Task directions: Return the material below in full and exactly.

— Start of Data for the task —

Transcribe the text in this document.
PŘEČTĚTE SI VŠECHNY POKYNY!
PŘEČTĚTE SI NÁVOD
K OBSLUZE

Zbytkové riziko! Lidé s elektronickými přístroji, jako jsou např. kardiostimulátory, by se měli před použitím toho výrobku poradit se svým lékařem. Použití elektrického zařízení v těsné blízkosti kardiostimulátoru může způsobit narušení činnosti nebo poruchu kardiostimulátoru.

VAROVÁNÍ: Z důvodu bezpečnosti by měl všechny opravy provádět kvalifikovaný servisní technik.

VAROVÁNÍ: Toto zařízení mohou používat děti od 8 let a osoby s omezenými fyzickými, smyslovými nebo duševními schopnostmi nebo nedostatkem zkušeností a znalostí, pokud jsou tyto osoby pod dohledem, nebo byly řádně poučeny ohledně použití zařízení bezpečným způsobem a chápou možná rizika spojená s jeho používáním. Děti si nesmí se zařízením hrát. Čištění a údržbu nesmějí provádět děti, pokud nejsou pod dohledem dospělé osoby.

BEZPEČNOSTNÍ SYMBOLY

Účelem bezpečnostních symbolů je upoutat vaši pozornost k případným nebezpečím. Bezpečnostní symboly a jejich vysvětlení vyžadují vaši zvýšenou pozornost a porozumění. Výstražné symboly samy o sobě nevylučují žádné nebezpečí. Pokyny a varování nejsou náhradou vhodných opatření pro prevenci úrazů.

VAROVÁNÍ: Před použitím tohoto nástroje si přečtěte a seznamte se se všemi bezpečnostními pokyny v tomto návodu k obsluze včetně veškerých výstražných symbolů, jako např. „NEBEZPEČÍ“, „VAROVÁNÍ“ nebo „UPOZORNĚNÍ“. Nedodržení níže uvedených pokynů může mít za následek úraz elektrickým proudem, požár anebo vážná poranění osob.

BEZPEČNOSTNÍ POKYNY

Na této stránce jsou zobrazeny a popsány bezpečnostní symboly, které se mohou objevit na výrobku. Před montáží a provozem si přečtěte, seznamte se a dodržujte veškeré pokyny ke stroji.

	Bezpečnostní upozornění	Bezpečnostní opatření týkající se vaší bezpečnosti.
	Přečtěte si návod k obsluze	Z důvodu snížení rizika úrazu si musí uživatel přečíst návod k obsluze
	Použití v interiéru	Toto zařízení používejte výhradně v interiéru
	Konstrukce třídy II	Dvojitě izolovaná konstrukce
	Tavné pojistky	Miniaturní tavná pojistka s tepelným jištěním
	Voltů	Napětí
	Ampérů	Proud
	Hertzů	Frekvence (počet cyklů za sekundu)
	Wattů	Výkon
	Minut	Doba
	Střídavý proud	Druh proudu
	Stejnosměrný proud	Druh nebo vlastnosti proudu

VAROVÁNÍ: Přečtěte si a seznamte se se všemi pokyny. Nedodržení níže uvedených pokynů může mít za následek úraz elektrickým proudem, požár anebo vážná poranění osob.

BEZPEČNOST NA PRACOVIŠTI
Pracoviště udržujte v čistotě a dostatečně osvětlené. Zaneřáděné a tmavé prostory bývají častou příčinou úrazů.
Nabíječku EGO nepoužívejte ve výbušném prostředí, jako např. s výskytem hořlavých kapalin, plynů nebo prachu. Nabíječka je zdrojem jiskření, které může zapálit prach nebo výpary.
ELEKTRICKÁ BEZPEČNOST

— End of Data for the task —

Solution for this task:
Transcribe the text in this document.
PŘEČTĚTE SI VŠECHNY POKYNY!
PŘEČTĚTE SI NÁVOD
K OBSLUZE

Zbytkové riziko! Lidé s elektronickými přístroji, jako jsou např. kardiostimulátory, by se měli před použitím toho výrobku poradit se svým lékařem. Použití elektrického zařízení v těsné blízkosti kardiostimulátoru může způsobit narušení činnosti nebo poruchu kardiostimulátoru.

VAROVÁNÍ: Z důvodu bezpečnosti by měl všechny opravy provádět kvalifikovaný servisní technik.

VAROVÁNÍ: Toto zařízení mohou používat děti od 8 let a osoby s omezenými fyzickými, smyslovými nebo duševními schopnostmi nebo nedostatkem zkušeností a znalostí, pokud jsou tyto osoby pod dohledem, nebo byly řádně poučeny ohledně použití zařízení bezpečným způsobem a chápou možná rizika spojená s jeho používáním. Děti si nesmí se zařízením hrát. Čištění a údržbu nesmějí provádět děti, pokud nejsou pod dohledem dospělé osoby.

BEZPEČNOSTNÍ SYMBOLY

Účelem bezpečnostních symbolů je upoutat vaši pozornost k případným nebezpečím. Bezpečnostní symboly a jejich vysvětlení vyžadují vaši zvýšenou pozornost a porozumění. Výstražné symboly samy o sobě nevylučují žádné nebezpečí. Pokyny a varování nejsou náhradou vhodných opatření pro prevenci úrazů.

VAROVÁNÍ: Před použitím tohoto nástroje si přečtěte a seznamte se se všemi bezpečnostními pokyny v tomto návodu k obsluze včetně veškerých výstražných symbolů, jako např. „NEBEZPEČÍ“, „VAROVÁNÍ“ nebo „UPOZORNĚNÍ“. Nedodržení níže uvedených pokynů může mít za následek úraz elektrickým proudem, požár anebo vážná poranění osob.

BEZPEČNOSTNÍ POKYNY

Na této stránce jsou zobrazeny a popsány bezpečnostní symboly, které se mohou objevit na výrobku. Před montáží a provozem si přečtěte, seznamte se a dodržujte veškeré pokyny ke stroji.

	Bezpečnostní upozornění	Bezpečnostní opatření týkající se vaší bezpečnosti.
	Přečtěte si návod k obsluze	Z důvodu snížení rizika úrazu si musí uživatel přečíst návod k obsluze
	Použití v interiéru	Toto zařízení používejte výhradně v interiéru
	Konstrukce třídy II	Dvojitě izolovaná konstrukce
	Tavné pojistky	Miniaturní tavná pojistka s tepelným jištěním
	Voltů	Napětí
	Ampérů	Proud
	Hertzů	Frekvence (počet cyklů za sekundu)
	Wattů	Výkon
	Minut	Doba
	Střídavý proud	Druh proudu
	Stejnosměrný proud	Druh nebo vlastnosti proudu

VAROVÁNÍ: Přečtěte si a seznamte se se všemi pokyny. Nedodržení níže uvedených pokynů může mít za následek úraz elektrickým proudem, požár anebo vážná poranění osob.

BEZPEČNOST NA PRACOVIŠTI
Pracoviště udržujte v čistotě a dostatečně osvětlené. Zaneřáděné a tmavé prostory bývají častou příčinou úrazů.
Nabíječku EGO nepoužívejte ve výbušném prostředí, jako např. s výskytem hořlavých kapalin, plynů nebo prachu. Nabíječka je zdrojem jiskření, které může zapálit prach nebo výpary.
ELEKTRICKÁ BEZPEČNOST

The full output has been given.